THE TASK - Continue the mailing-list thread about Drill's RDBMS storage plugin from the point where it stops.

You are viewing a plain text version of this content. The canonical link for it is here.
Posted to user@drill.apache.org by Jiang Wu <ji...@mulesoft.com.INVALID> on 2020/01/15 21:48:40 UTC

RDBMS Storage Plugin Configurations

Question on the RDBMS Storage Plugin: is it possible to set various options
for the database connection pool used for this storage plugin?  For
example, max number of connections, idle timeout, etc?

Thanks.

-- Jiang

Re: RDBMS Storage Plugin Configurations

Posted by Jiang Wu <ji...@mulesoft.com.INVALID>.
Thank you all for the replies!  Yes, looks like DRILL-7467 is what I am
looking for.  The use case is do an occational join across two storage
plugins with one of them being the jdbc storage plugin.  Now we would like
to release the JDBC connection used afterward.

-- Jiang



On Thu, Jan 16, 2020 at 4:19 AM Arina Yelchiyeva <ar...@gmail.com>
wrote:

> In the scope of DRILL-7467 one of the enhancements will be to add
> opportunity to control basic data source setup thought the storage plugin
> config.
> You will be able to indicate basic data source parameters and their
> values: https://commons.apache.org/proper/commons-dbcp/configuration.html
> <https://commons.apache.org/proper/commons-dbcp/configuration.html>
>
> Feature will be available in Drill 1.18 or in master branch as soon as it
> will be committed.
>
> Kind regards,
> Arina
>
> > On Jan 16, 2020, at 1:28 AM, Charles Givre <cg...@gmail.com> wrote:
> >
> > Hi Jiang,
> > Welcome to Drill!
> > Just as an FYI, there are several improvements underway for the JDBC
> plugin:
> > https://issues.apache.org/jira/browse/DRILL-7467 <
> https://issues.apache.org/jira/browse/DRILL-7467>
> > https://issues.apache.org/jira/projects/DRILL/issues/DRILL-7490 <
> https://issues.apache.org/jira/projects/DRILL/issues/DRILL-7490?filter=allissues&orderby=created+DESC,+priority+DESC,+updated+DESC
> >
> >
> > With respect to the non-relational model, I'd echo Ted's question and
> ask what are you looking for specifically?  There is work underway to get
> Drill to natively support additional non-relational source systems as well
> as the ability to natively query rest endpoints.
> >
> > Best,
> > -- C
> >
> >
> >> On Jan 15, 2020, at 5:51 PM, Paul Rogers <pa...@yahoo.com.INVALID>
> wrote:
> >>
> >> Hi Jiang,
> >>
> >> Welcome to the Drill mailing list.
> >>
> >> I think you may be making some assumptions about how Drill works,
> perhaps based on how other DB-driven applications work.
> >>
> >> Drill is not primarily a front-end for an RDBS. Instead, it is
> primarily designed to scan distributed data as fast as possible to extract
> records of interest. Drill does support JDBC data sources, but this is not
> the main use case.
> >>
> >> In Drill, each query is stand-alone: Drill opens connections as needed
> to whatever data source you use; reads data, and releases all resources.

PROVIDED MATERIAL -
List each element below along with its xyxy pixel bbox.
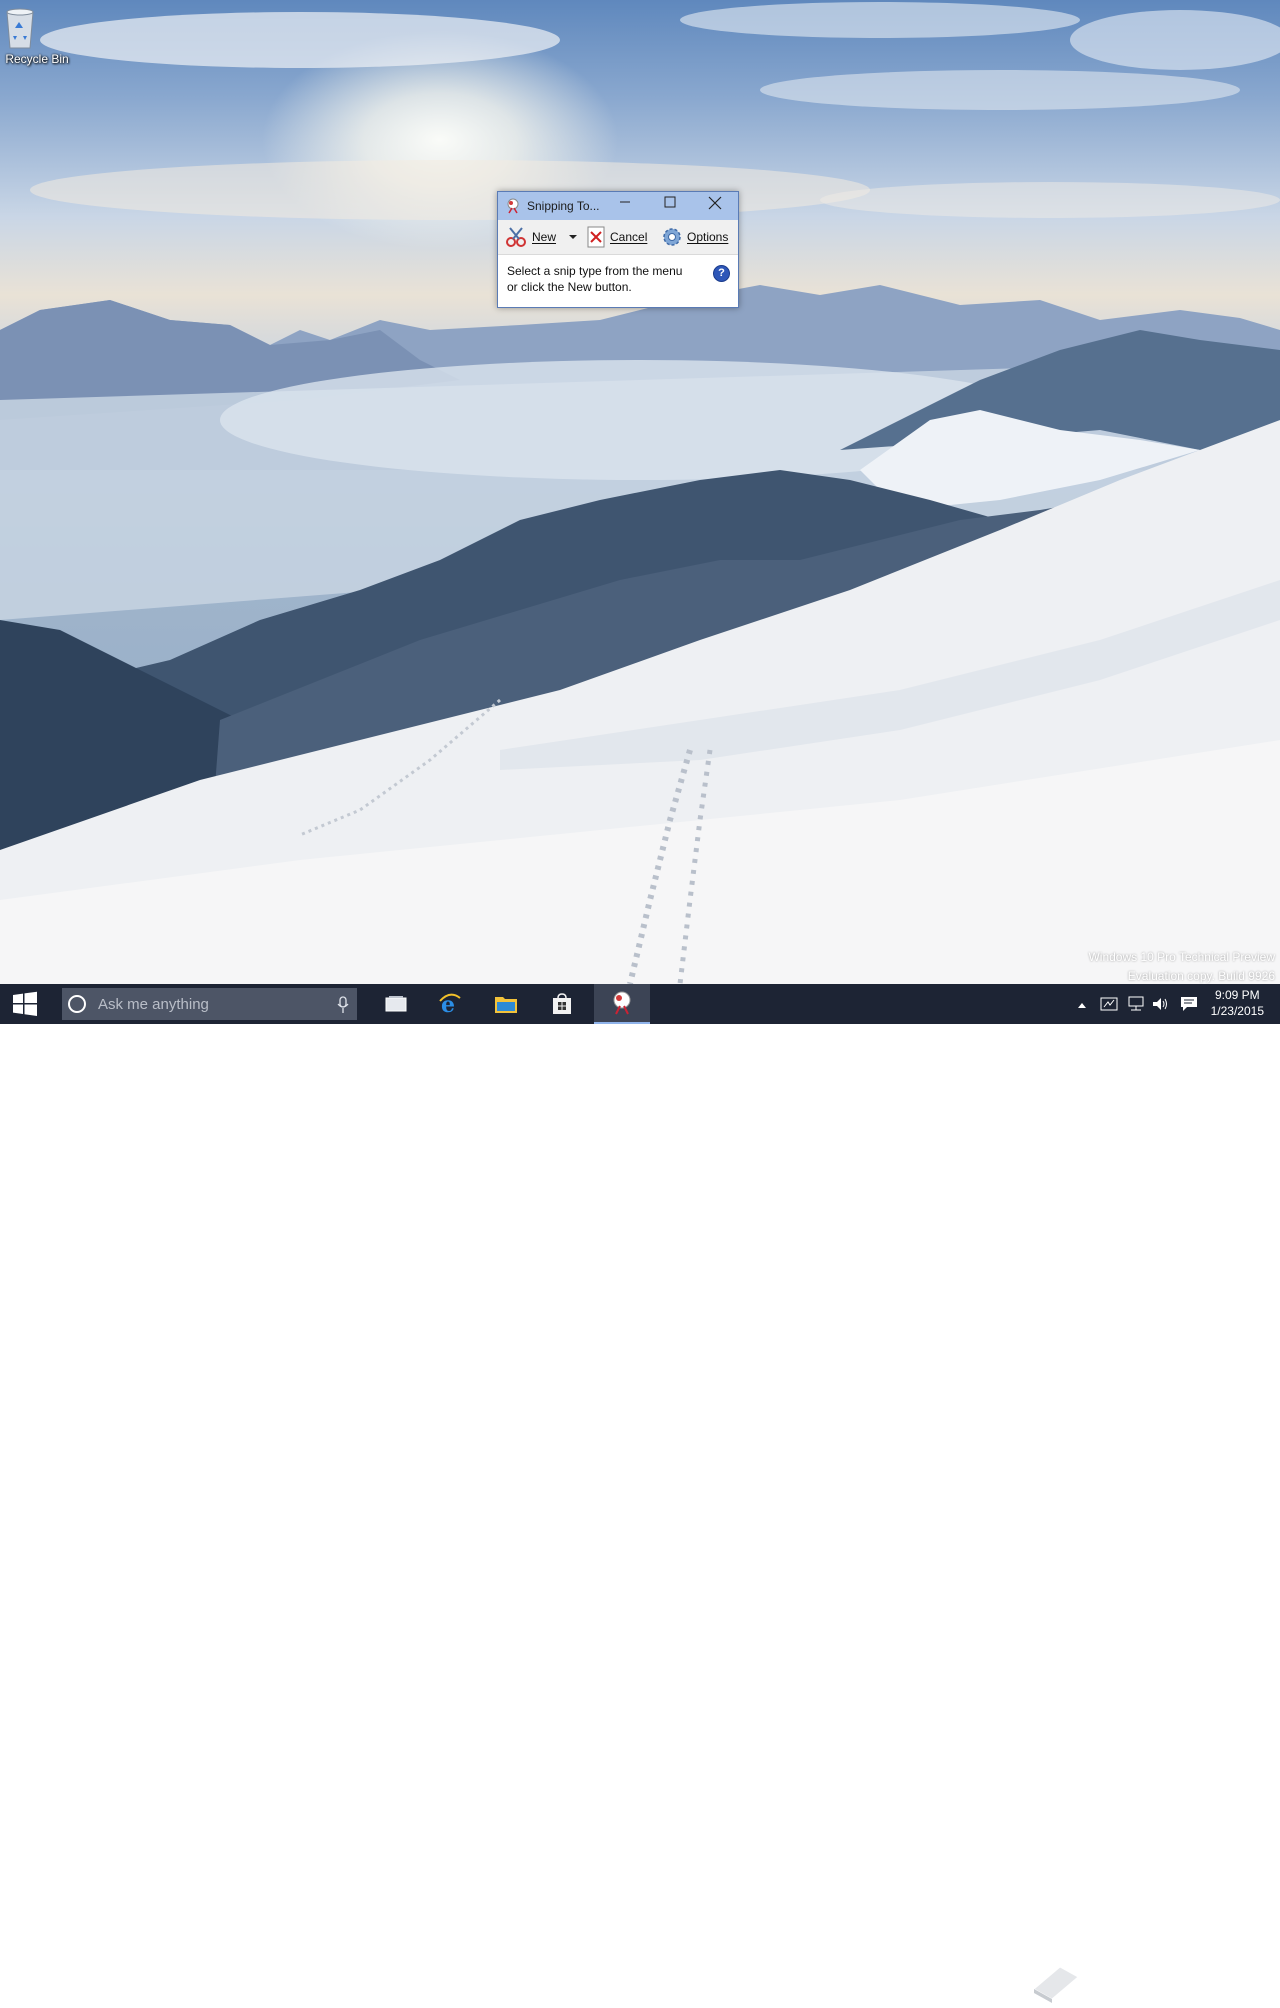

EXERCISE OUTPUT -
> Since Drill is distributed, this happens on each node. Since Drill is
> multi-threaded, this work also happens for each "minor fragment" (thread of
> execution) on each node. Drill is also multi-user; each user might have
> their own DB security restrictions.
> >>
> >> This makes sense: if we want to read at maximum speed across 10 minor
> fragments (say) then all 10 need their own DB connections and all will try
> to keep those connections 100% busy.
> >>
> >> As a result, Drill has no DB connection pool: not within a query and
> not across queries. So, there is no idle timeout. The maximum number of
> connections is set by the maximum "slice width" (number of fragments per
> node) and the total number of nodes. Slice width is, by default, 70% of
> your CPU count. So, if you have 10 nodes with 8 cores each, you will have
> roughly 60 open DB connections for the duration of the query (assuming that
> the DB storage plugin knows how to shard queries across all those minor
> fragments. I'm not sure that the JDBC storage plugin knows how to do this.
> Can anyone clarify this point?)
> >>
> >> It sounds like you have a particular use-case in mind that might
> benefit from connection caching. Can you share that use case to help us
> understand? And, of course, Drill is open source; if you find you need this
> ability, it can certainly be added.
> >>
> >> Drillers: please offer corrections if I've overlooked something; I'm
> not super familiar with the details of the JDBC data source.
> >>
> >> Thanks,
> >> - Paul
> >>
> >>
> >>
> >>   On Wednesday, January 15, 2020, 01:49:21 PM PST, Jiang Wu
> <ji...@mulesoft.com.invalid> wrote:
> >>
> >> Question on the RDBMS Storage Plugin: is it possible to set various
> options
> >> for the database connection pool used for this storage plugin?  For
> >> example, max number of connections, idle timeout, etc?
> >>
> >> Thanks.
> >>
> >> -- Jiang
> >
>
>

Re: RDBMS Storage Plugin Configurations

Posted by Arina Yelchiyeva <ar...@gmail.com>.
In the scope of DRILL-7467 one of the enhancements will be to add opportunity to control basic data source setup thought the storage plugin config.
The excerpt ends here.